## GIVEN INSTRUCTION
Look through the listing below and report how many lines contain "heading", as a bare number.

## SUPPLIED DATA
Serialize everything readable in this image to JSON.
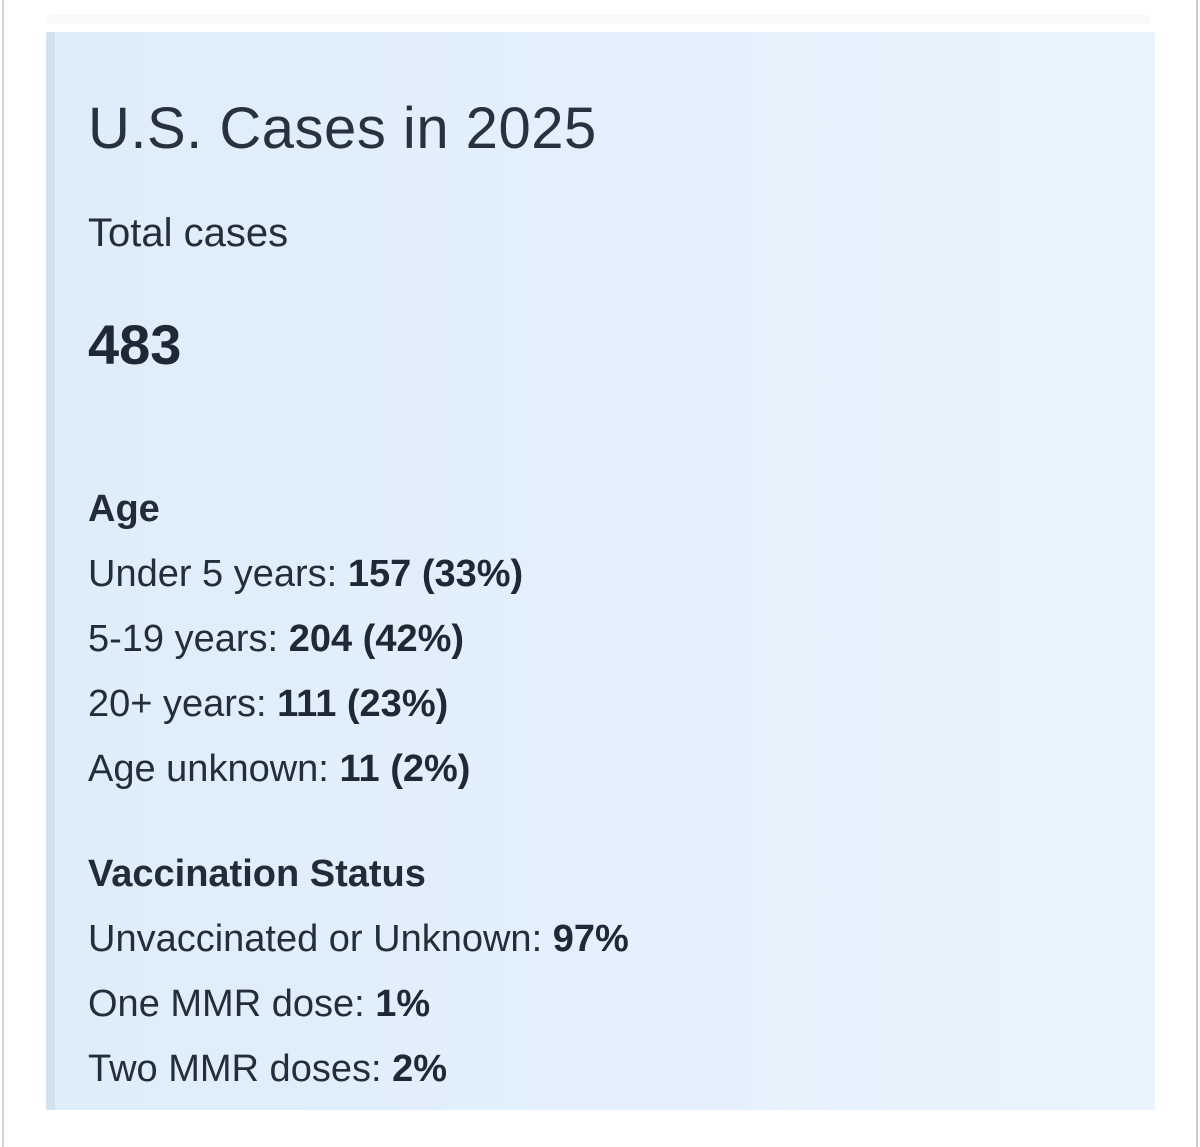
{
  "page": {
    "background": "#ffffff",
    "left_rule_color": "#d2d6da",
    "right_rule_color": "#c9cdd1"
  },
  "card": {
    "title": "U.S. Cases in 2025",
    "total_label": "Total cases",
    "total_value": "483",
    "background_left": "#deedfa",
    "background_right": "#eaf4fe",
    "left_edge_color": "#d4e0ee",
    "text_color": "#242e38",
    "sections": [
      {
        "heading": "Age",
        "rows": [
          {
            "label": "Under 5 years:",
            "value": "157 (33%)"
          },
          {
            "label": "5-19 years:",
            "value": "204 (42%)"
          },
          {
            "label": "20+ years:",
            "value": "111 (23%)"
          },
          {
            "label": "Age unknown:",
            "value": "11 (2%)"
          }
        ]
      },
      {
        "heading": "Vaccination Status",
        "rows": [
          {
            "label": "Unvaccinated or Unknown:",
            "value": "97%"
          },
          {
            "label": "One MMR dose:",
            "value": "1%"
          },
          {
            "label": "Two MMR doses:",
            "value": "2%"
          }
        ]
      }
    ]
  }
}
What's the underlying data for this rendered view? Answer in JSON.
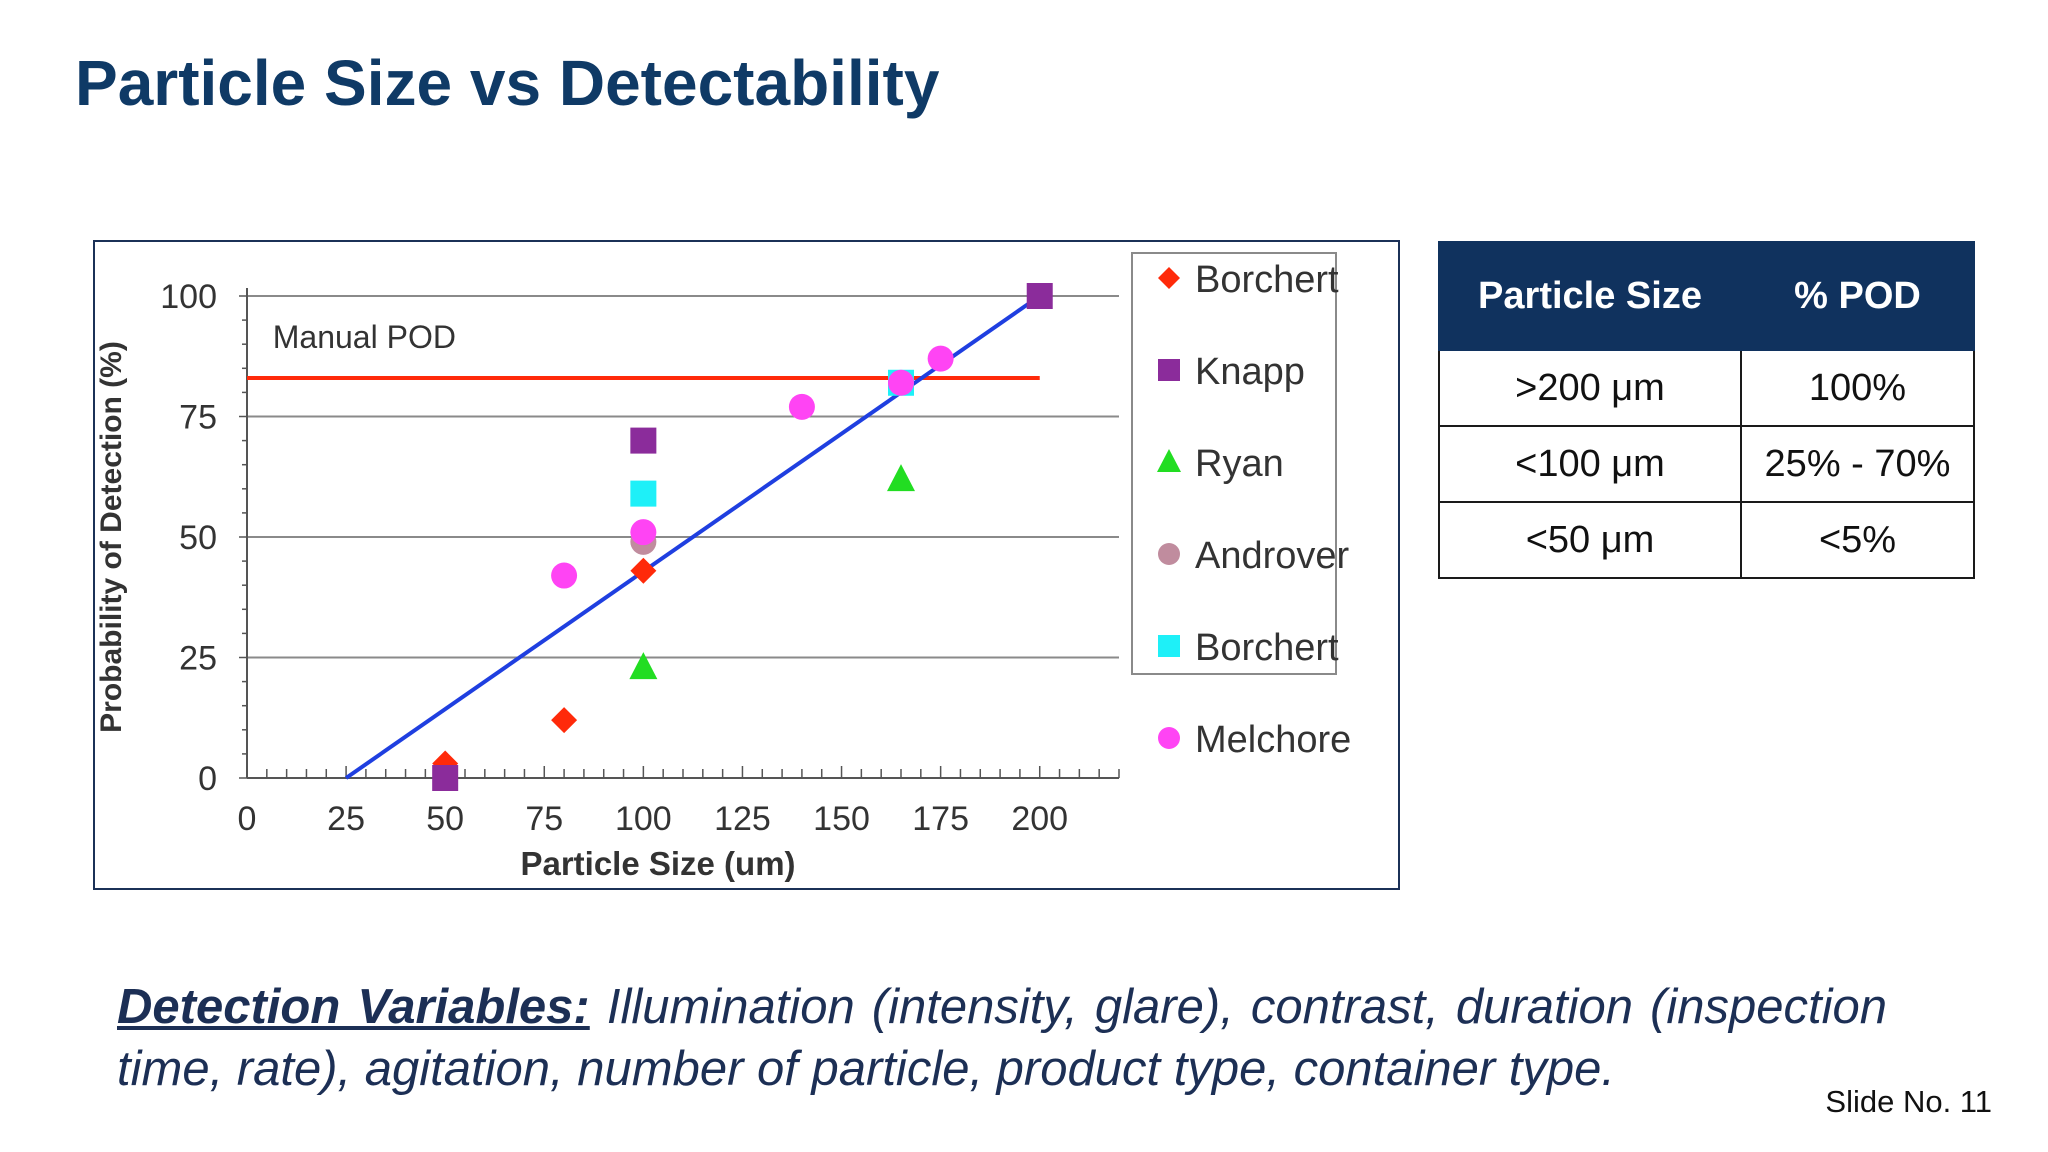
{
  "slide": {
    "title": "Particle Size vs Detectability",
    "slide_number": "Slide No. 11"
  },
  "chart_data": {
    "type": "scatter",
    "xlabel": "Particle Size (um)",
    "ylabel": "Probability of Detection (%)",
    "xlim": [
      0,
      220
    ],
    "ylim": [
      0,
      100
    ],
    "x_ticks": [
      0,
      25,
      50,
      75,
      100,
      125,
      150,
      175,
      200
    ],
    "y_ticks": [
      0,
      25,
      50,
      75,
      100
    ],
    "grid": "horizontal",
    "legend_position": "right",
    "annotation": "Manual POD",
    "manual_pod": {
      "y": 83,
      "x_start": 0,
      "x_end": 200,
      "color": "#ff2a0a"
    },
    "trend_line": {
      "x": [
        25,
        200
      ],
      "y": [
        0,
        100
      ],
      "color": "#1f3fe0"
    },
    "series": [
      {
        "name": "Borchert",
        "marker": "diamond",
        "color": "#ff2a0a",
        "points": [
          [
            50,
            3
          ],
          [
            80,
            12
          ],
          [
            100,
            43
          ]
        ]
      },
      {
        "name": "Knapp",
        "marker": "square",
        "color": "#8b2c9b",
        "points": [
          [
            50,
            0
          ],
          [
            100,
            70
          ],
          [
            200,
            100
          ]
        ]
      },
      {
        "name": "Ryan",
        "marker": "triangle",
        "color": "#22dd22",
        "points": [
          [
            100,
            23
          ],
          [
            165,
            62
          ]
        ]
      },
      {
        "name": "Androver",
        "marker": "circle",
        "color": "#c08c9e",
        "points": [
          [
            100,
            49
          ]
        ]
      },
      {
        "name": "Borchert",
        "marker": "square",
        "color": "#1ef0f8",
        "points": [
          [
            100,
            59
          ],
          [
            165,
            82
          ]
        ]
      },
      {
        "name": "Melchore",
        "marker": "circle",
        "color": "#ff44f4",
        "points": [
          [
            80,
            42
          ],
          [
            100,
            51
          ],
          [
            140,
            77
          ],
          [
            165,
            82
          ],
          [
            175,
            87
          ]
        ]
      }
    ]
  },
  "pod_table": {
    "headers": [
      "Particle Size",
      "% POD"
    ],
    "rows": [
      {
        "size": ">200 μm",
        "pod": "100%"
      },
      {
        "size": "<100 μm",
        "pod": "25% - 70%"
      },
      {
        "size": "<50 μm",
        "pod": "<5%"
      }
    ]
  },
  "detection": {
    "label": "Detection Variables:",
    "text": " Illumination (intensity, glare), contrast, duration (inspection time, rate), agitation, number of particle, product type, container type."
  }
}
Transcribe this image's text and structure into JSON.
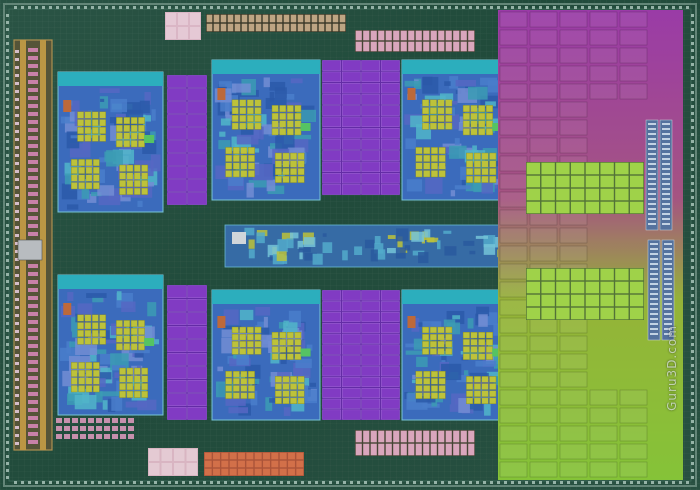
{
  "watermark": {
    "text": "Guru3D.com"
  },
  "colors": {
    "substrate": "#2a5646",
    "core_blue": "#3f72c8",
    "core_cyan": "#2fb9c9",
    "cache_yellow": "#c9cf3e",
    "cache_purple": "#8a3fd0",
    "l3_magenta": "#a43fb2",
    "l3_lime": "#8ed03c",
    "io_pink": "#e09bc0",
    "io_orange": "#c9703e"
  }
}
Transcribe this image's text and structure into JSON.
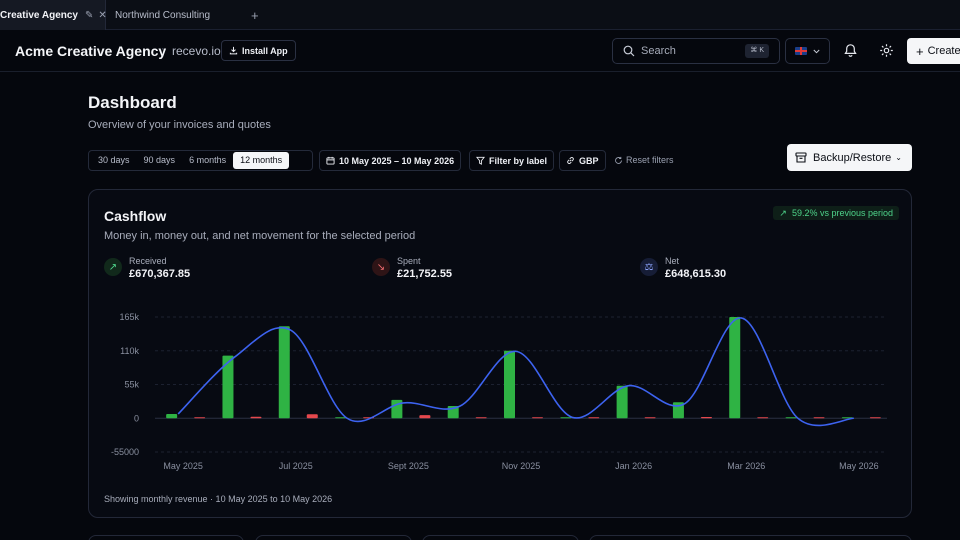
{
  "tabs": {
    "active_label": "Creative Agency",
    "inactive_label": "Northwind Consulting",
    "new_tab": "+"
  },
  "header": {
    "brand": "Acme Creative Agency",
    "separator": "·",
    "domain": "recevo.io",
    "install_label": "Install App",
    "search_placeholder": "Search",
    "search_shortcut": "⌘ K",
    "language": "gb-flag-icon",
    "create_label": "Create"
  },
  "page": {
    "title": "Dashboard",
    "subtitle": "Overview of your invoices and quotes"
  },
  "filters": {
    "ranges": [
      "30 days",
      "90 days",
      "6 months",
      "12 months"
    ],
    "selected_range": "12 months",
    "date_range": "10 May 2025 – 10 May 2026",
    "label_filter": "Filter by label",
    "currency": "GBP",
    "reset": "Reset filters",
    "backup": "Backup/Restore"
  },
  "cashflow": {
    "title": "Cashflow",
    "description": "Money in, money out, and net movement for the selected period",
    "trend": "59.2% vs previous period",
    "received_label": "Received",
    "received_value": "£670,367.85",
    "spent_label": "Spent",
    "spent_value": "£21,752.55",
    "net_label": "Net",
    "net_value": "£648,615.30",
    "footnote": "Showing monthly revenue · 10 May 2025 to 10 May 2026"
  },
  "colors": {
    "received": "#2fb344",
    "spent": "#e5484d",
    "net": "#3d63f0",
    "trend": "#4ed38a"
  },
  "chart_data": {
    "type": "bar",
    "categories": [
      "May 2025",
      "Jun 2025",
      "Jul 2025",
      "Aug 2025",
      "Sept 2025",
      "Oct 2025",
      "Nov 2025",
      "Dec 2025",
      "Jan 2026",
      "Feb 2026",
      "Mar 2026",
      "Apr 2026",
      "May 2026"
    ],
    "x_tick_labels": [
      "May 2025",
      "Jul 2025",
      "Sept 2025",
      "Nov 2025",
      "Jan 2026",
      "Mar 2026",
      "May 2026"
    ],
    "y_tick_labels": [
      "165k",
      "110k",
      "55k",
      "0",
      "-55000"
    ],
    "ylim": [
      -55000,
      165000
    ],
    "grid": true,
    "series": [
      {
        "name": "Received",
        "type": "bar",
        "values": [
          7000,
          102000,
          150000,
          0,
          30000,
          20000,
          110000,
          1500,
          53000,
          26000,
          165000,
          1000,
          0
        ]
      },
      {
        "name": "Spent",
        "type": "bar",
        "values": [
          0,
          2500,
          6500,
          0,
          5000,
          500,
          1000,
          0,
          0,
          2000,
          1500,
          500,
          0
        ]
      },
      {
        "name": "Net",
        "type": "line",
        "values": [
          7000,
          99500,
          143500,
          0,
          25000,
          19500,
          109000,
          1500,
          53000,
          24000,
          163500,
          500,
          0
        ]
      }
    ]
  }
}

## OUTPUT OF THE TASK
2